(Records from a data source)
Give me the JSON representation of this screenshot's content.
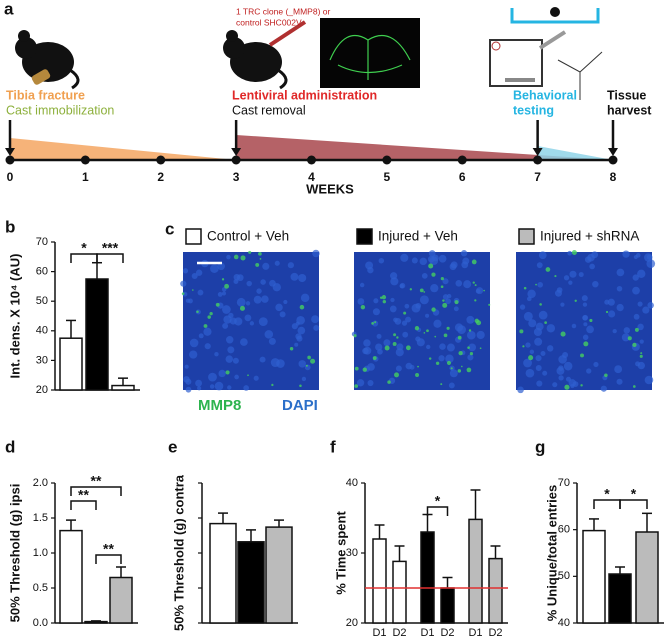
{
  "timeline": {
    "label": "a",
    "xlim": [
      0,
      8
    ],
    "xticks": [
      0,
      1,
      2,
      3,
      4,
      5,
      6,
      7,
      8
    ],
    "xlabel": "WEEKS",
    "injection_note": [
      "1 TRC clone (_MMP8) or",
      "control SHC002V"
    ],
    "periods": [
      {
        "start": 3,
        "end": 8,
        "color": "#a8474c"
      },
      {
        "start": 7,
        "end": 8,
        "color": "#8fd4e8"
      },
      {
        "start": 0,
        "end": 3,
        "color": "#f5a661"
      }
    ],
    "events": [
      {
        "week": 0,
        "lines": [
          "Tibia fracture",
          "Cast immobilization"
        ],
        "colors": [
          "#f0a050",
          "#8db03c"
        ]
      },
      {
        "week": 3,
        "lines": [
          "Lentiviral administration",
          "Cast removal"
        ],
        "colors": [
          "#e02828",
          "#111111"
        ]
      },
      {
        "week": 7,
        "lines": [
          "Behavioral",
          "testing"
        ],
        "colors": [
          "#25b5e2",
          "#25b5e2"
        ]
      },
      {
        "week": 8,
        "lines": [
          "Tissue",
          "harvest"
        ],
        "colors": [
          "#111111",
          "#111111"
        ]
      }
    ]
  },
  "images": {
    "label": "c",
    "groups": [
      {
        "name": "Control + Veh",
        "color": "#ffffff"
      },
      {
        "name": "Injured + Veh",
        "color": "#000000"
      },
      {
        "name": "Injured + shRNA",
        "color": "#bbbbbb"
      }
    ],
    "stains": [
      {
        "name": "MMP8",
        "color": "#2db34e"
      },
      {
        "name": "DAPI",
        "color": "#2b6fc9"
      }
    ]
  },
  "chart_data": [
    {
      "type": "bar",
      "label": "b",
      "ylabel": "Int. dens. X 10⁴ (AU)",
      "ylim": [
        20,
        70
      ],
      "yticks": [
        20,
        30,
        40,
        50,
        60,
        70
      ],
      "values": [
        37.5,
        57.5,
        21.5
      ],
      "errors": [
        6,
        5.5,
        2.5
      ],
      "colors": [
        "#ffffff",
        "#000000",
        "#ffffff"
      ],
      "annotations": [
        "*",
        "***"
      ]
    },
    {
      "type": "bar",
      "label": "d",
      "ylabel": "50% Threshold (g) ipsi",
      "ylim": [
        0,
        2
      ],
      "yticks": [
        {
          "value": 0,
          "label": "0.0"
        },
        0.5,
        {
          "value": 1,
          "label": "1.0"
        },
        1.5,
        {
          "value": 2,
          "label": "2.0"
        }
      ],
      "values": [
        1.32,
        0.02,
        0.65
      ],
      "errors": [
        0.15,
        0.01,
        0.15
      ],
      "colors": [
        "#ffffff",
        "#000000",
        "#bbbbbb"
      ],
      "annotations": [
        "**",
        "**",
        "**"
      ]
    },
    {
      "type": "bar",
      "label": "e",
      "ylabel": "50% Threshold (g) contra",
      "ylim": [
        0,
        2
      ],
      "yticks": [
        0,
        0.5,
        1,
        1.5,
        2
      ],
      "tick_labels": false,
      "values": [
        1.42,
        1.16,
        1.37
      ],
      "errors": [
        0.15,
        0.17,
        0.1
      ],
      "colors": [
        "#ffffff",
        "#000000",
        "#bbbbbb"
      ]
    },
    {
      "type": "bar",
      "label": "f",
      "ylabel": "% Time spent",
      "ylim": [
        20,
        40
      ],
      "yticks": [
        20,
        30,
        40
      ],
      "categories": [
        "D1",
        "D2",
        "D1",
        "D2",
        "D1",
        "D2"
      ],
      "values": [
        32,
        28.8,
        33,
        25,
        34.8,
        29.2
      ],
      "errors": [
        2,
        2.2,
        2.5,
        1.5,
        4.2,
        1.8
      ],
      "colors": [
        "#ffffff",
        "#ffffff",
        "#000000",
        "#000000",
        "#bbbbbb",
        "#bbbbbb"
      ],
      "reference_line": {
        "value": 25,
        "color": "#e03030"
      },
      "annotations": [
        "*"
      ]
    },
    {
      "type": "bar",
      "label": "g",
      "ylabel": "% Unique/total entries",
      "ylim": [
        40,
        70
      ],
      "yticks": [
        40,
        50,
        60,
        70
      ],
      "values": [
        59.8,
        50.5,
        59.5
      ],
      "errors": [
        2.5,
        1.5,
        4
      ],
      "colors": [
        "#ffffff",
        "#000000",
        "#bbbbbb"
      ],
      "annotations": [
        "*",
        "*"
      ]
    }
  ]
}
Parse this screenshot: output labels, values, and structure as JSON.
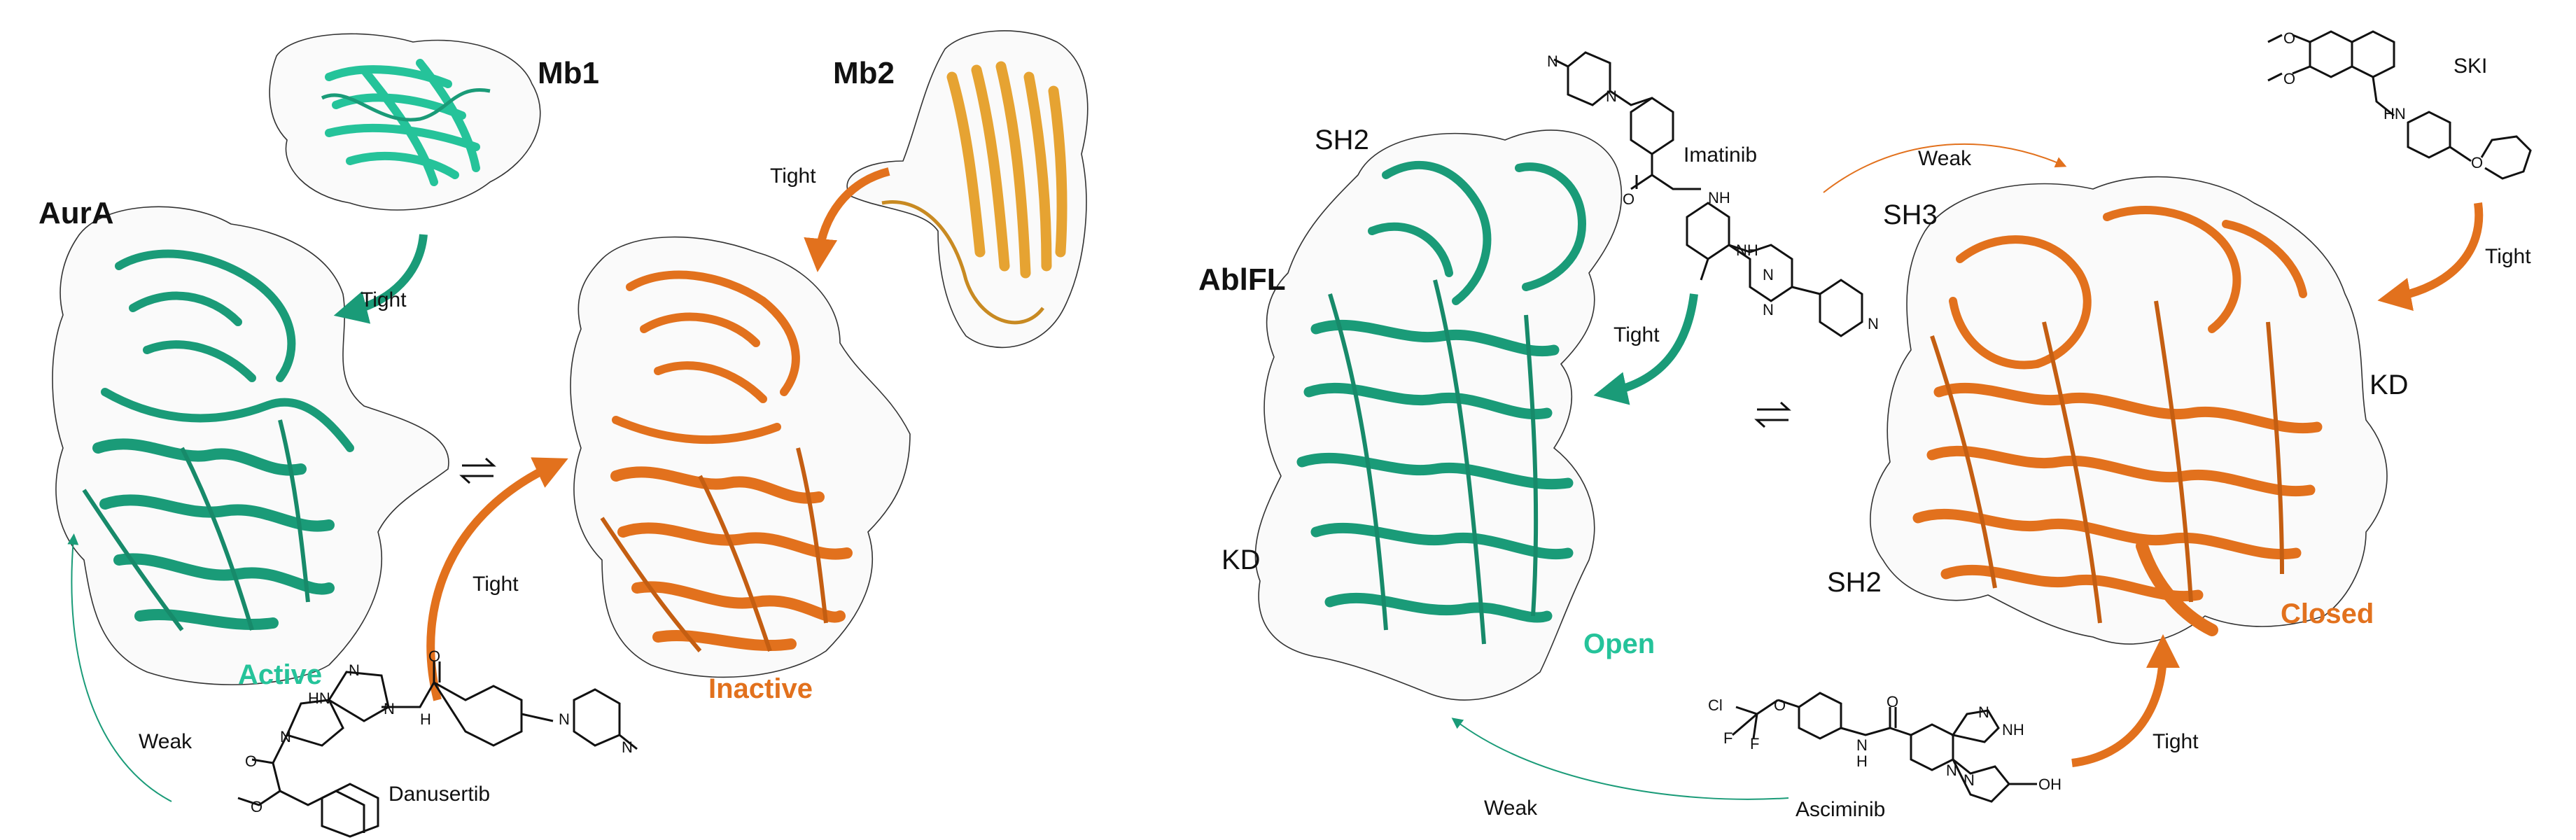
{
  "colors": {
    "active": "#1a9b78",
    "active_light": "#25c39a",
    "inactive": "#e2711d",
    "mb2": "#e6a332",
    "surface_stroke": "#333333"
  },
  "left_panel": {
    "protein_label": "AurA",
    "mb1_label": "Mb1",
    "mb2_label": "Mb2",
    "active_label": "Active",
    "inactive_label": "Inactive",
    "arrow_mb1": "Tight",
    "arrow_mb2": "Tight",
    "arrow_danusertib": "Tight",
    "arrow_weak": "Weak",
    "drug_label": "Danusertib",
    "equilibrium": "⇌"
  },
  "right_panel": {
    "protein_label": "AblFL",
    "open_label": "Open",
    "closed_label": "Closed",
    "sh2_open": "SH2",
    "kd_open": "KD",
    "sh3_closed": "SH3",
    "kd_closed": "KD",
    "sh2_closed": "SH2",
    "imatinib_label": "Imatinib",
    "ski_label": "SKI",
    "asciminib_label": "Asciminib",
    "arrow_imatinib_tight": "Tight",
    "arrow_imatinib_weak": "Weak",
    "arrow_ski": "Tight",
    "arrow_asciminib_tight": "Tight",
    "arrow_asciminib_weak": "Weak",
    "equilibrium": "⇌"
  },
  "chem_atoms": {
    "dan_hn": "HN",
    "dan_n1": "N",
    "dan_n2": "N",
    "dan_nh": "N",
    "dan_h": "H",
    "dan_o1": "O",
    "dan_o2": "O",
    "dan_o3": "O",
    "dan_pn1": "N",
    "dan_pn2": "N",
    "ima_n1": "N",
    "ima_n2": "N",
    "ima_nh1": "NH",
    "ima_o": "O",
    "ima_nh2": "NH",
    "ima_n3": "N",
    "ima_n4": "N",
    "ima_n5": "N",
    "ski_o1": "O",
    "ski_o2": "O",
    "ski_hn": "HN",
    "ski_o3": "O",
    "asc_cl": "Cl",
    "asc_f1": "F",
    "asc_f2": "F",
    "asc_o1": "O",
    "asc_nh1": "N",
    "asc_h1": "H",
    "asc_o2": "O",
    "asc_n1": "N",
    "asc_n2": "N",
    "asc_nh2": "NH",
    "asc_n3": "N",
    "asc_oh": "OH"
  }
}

WHAT THIS TASK INVOLVES: Exclude the images and reproduce the remaining data exactly.

RESULT FOR THIS TASK:
Give me the JSON representation of this screenshot's content.
{
  "timeline": {
    "label": "a",
    "xlim": [
      0,
      8
    ],
    "xticks": [
      0,
      1,
      2,
      3,
      4,
      5,
      6,
      7,
      8
    ],
    "xlabel": "WEEKS",
    "injection_note": [
      "1 TRC clone (_MMP8) or",
      "control SHC002V"
    ],
    "periods": [
      {
        "start": 3,
        "end": 8,
        "color": "#a8474c"
      },
      {
        "start": 7,
        "end": 8,
        "color": "#8fd4e8"
      },
      {
        "start": 0,
        "end": 3,
        "color": "#f5a661"
      }
    ],
    "events": [
      {
        "week": 0,
        "lines": [
          "Tibia fracture",
          "Cast immobilization"
        ],
        "colors": [
          "#f0a050",
          "#8db03c"
        ]
      },
      {
        "week": 3,
        "lines": [
          "Lentiviral administration",
          "Cast removal"
        ],
        "colors": [
          "#e02828",
          "#111111"
        ]
      },
      {
        "week": 7,
        "lines": [
          "Behavioral",
          "testing"
        ],
        "colors": [
          "#25b5e2",
          "#25b5e2"
        ]
      },
      {
        "week": 8,
        "lines": [
          "Tissue",
          "harvest"
        ],
        "colors": [
          "#111111",
          "#111111"
        ]
      }
    ]
  },
  "images": {
    "label": "c",
    "groups": [
      {
        "name": "Control + Veh",
        "color": "#ffffff"
      },
      {
        "name": "Injured + Veh",
        "color": "#000000"
      },
      {
        "name": "Injured + shRNA",
        "color": "#bbbbbb"
      }
    ],
    "stains": [
      {
        "name": "MMP8",
        "color": "#2db34e"
      },
      {
        "name": "DAPI",
        "color": "#2b6fc9"
      }
    ]
  },
  "chart_data": [
    {
      "type": "bar",
      "label": "b",
      "ylabel": "Int. dens. X 10⁴ (AU)",
      "ylim": [
        20,
        70
      ],
      "yticks": [
        20,
        30,
        40,
        50,
        60,
        70
      ],
      "values": [
        37.5,
        57.5,
        21.5
      ],
      "errors": [
        6,
        5.5,
        2.5
      ],
      "colors": [
        "#ffffff",
        "#000000",
        "#ffffff"
      ],
      "annotations": [
        "*",
        "***"
      ]
    },
    {
      "type": "bar",
      "label": "d",
      "ylabel": "50% Threshold (g) ipsi",
      "ylim": [
        0,
        2
      ],
      "yticks": [
        {
          "value": 0,
          "label": "0.0"
        },
        0.5,
        {
          "value": 1,
          "label": "1.0"
        },
        1.5,
        {
          "value": 2,
          "label": "2.0"
        }
      ],
      "values": [
        1.32,
        0.02,
        0.65
      ],
      "errors": [
        0.15,
        0.01,
        0.15
      ],
      "colors": [
        "#ffffff",
        "#000000",
        "#bbbbbb"
      ],
      "annotations": [
        "**",
        "**",
        "**"
      ]
    },
    {
      "type": "bar",
      "label": "e",
      "ylabel": "50% Threshold (g) contra",
      "ylim": [
        0,
        2
      ],
      "yticks": [
        0,
        0.5,
        1,
        1.5,
        2
      ],
      "tick_labels": false,
      "values": [
        1.42,
        1.16,
        1.37
      ],
      "errors": [
        0.15,
        0.17,
        0.1
      ],
      "colors": [
        "#ffffff",
        "#000000",
        "#bbbbbb"
      ]
    },
    {
      "type": "bar",
      "label": "f",
      "ylabel": "% Time spent",
      "ylim": [
        20,
        40
      ],
      "yticks": [
        20,
        30,
        40
      ],
      "categories": [
        "D1",
        "D2",
        "D1",
        "D2",
        "D1",
        "D2"
      ],
      "values": [
        32,
        28.8,
        33,
        25,
        34.8,
        29.2
      ],
      "errors": [
        2,
        2.2,
        2.5,
        1.5,
        4.2,
        1.8
      ],
      "colors": [
        "#ffffff",
        "#ffffff",
        "#000000",
        "#000000",
        "#bbbbbb",
        "#bbbbbb"
      ],
      "reference_line": {
        "value": 25,
        "color": "#e03030"
      },
      "annotations": [
        "*"
      ]
    },
    {
      "type": "bar",
      "label": "g",
      "ylabel": "% Unique/total entries",
      "ylim": [
        40,
        70
      ],
      "yticks": [
        40,
        50,
        60,
        70
      ],
      "values": [
        59.8,
        50.5,
        59.5
      ],
      "errors": [
        2.5,
        1.5,
        4
      ],
      "colors": [
        "#ffffff",
        "#000000",
        "#bbbbbb"
      ],
      "annotations": [
        "*",
        "*"
      ]
    }
  ]
}
Parse this screenshot: output labels, values, and structure as JSON.
{
  "colors": {
    "active": "#1a9b78",
    "active_light": "#25c39a",
    "inactive": "#e2711d",
    "mb2": "#e6a332",
    "surface_stroke": "#333333"
  },
  "left_panel": {
    "protein_label": "AurA",
    "mb1_label": "Mb1",
    "mb2_label": "Mb2",
    "active_label": "Active",
    "inactive_label": "Inactive",
    "arrow_mb1": "Tight",
    "arrow_mb2": "Tight",
    "arrow_danusertib": "Tight",
    "arrow_weak": "Weak",
    "drug_label": "Danusertib",
    "equilibrium": "⇌"
  },
  "right_panel": {
    "protein_label": "AblFL",
    "open_label": "Open",
    "closed_label": "Closed",
    "sh2_open": "SH2",
    "kd_open": "KD",
    "sh3_closed": "SH3",
    "kd_closed": "KD",
    "sh2_closed": "SH2",
    "imatinib_label": "Imatinib",
    "ski_label": "SKI",
    "asciminib_label": "Asciminib",
    "arrow_imatinib_tight": "Tight",
    "arrow_imatinib_weak": "Weak",
    "arrow_ski": "Tight",
    "arrow_asciminib_tight": "Tight",
    "arrow_asciminib_weak": "Weak",
    "equilibrium": "⇌"
  },
  "chem_atoms": {
    "dan_hn": "HN",
    "dan_n1": "N",
    "dan_n2": "N",
    "dan_nh": "N",
    "dan_h": "H",
    "dan_o1": "O",
    "dan_o2": "O",
    "dan_o3": "O",
    "dan_pn1": "N",
    "dan_pn2": "N",
    "ima_n1": "N",
    "ima_n2": "N",
    "ima_nh1": "NH",
    "ima_o": "O",
    "ima_nh2": "NH",
    "ima_n3": "N",
    "ima_n4": "N",
    "ima_n5": "N",
    "ski_o1": "O",
    "ski_o2": "O",
    "ski_hn": "HN",
    "ski_o3": "O",
    "asc_cl": "Cl",
    "asc_f1": "F",
    "asc_f2": "F",
    "asc_o1": "O",
    "asc_nh1": "N",
    "asc_h1": "H",
    "asc_o2": "O",
    "asc_n1": "N",
    "asc_n2": "N",
    "asc_nh2": "NH",
    "asc_n3": "N",
    "asc_oh": "OH"
  }
}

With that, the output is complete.